(PROBLEM TO WORK ON) Please select and copy each line in the entries below that contains the string "options". Case counts.

(DATASET ENTRIES)
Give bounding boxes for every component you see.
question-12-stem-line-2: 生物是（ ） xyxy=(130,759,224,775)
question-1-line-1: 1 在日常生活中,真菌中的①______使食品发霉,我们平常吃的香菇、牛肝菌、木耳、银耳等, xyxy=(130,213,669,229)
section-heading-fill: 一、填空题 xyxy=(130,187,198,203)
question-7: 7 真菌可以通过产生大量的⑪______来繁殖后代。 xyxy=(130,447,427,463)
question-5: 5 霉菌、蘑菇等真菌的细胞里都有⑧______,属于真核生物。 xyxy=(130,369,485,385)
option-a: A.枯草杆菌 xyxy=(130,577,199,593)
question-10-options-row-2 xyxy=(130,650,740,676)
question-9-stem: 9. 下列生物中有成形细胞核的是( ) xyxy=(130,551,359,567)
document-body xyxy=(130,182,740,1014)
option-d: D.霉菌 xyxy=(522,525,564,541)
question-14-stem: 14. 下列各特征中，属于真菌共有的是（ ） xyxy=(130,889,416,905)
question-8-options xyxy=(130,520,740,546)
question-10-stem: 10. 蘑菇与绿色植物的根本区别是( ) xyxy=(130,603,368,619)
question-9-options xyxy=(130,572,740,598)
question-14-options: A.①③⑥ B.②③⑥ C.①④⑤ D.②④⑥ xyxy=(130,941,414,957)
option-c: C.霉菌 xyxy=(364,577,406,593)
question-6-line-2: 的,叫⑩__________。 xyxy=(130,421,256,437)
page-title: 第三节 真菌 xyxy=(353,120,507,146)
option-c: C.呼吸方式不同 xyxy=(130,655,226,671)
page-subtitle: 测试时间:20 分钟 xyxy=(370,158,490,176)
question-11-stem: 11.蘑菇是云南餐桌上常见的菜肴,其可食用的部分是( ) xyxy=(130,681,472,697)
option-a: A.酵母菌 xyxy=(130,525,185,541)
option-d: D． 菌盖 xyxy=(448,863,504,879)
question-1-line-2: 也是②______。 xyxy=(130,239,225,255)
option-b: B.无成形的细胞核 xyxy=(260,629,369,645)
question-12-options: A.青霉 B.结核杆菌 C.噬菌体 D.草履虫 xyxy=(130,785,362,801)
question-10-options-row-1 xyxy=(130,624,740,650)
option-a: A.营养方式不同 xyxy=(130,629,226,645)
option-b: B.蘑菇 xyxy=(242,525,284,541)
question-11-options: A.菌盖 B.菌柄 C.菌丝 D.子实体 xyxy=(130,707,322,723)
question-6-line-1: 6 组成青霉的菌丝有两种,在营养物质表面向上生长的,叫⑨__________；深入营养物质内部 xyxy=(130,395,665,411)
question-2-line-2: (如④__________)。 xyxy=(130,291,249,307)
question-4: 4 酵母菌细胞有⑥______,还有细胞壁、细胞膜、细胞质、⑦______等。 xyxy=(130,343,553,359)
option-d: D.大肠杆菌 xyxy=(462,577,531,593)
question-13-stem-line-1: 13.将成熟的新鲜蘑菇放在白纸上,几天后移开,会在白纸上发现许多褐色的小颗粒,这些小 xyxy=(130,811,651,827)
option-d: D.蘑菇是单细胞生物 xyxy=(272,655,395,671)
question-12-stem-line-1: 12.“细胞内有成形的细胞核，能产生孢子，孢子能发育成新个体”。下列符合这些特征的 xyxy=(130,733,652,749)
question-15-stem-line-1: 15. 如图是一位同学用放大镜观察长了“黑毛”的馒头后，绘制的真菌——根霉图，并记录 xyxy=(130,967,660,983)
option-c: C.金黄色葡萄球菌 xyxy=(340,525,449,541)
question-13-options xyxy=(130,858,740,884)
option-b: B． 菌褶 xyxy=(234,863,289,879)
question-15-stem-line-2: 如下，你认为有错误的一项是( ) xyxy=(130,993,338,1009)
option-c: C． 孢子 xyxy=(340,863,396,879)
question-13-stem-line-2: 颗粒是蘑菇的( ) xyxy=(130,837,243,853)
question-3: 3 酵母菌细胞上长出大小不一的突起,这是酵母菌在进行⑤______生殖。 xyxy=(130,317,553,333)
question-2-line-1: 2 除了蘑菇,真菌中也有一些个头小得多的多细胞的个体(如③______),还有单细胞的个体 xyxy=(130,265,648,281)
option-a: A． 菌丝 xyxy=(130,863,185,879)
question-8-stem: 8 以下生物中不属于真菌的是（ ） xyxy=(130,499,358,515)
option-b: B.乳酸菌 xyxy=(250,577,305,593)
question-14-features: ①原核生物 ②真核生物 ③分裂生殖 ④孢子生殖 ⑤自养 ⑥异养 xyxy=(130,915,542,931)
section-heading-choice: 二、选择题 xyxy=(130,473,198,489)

(CORRECT RESULT)
question-10-options-row-2 xyxy=(130,650,740,676)
question-8-options xyxy=(130,520,740,546)
question-9-options xyxy=(130,572,740,598)
question-14-options: A.①③⑥ B.②③⑥ C.①④⑤ D.②④⑥ xyxy=(130,941,414,957)
question-12-options: A.青霉 B.结核杆菌 C.噬菌体 D.草履虫 xyxy=(130,785,362,801)
question-10-options-row-1 xyxy=(130,624,740,650)
question-11-options: A.菌盖 B.菌柄 C.菌丝 D.子实体 xyxy=(130,707,322,723)
question-13-options xyxy=(130,858,740,884)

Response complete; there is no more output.